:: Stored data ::
#####
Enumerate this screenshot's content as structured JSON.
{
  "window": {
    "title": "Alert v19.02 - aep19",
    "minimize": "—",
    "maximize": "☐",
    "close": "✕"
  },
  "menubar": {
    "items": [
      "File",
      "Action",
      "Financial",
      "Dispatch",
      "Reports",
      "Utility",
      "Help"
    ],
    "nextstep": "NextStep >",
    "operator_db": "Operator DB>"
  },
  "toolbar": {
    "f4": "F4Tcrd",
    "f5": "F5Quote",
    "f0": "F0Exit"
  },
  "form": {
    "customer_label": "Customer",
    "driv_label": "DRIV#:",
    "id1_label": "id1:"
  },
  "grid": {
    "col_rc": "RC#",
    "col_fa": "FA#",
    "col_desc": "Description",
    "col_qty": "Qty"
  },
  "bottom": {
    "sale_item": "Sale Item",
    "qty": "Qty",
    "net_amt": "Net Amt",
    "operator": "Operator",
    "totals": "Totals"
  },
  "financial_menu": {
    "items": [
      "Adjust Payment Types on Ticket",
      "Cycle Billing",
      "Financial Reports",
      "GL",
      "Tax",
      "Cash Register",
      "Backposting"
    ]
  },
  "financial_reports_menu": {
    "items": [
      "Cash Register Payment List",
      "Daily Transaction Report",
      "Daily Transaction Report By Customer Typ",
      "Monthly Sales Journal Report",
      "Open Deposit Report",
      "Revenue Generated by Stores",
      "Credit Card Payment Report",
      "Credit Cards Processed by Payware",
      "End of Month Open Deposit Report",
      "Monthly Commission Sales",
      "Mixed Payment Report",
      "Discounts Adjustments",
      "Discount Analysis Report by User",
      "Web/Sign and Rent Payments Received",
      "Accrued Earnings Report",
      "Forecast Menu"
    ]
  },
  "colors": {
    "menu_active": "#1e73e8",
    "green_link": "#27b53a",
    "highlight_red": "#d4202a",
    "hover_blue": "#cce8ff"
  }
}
#####
:: WHAT IS EXPECTED ::
State how many lines of the listing hold the string "Register"; reply with the number and nothing else.

:: OUTPUT OF THE EXERCISE ::
2